> [Objective]: Collect each line of the records containing the string "initiatives".

> [Task material]:
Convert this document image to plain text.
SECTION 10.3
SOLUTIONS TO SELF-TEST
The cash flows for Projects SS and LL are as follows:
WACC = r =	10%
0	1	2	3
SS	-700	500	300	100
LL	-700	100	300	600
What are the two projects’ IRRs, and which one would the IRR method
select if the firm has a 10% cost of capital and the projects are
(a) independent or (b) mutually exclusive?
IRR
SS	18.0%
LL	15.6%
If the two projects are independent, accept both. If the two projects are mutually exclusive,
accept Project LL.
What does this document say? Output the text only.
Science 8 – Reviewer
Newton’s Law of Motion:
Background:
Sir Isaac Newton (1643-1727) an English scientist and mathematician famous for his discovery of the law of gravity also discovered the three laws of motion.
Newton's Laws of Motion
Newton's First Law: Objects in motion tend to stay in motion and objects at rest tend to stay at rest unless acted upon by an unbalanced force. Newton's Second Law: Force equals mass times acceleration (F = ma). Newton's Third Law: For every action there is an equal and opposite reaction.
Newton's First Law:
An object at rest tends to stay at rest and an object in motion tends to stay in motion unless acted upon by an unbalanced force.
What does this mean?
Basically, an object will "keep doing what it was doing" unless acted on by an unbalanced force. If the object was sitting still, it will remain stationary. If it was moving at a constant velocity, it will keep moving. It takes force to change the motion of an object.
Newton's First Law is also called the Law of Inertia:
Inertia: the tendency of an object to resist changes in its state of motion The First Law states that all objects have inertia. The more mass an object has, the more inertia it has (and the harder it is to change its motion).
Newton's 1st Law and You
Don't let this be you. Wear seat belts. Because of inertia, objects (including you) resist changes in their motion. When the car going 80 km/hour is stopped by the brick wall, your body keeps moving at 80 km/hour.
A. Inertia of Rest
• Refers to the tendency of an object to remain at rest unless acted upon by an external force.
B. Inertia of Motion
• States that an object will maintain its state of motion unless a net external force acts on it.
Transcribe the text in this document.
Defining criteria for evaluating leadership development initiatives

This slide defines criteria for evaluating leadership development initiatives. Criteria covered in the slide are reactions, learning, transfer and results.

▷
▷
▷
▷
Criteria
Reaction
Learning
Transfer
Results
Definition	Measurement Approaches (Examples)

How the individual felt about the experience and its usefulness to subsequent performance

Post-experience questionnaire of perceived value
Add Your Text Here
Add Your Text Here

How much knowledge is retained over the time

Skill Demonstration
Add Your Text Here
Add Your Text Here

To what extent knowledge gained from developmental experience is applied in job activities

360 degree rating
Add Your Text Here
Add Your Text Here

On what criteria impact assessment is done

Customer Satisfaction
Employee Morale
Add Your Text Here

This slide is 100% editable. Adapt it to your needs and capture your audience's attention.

> [Answer to this exercise]:
Defining criteria for evaluating leadership development initiatives
This slide defines criteria for evaluating leadership development initiatives. Criteria covered in the slide are reactions, learning, transfer and results.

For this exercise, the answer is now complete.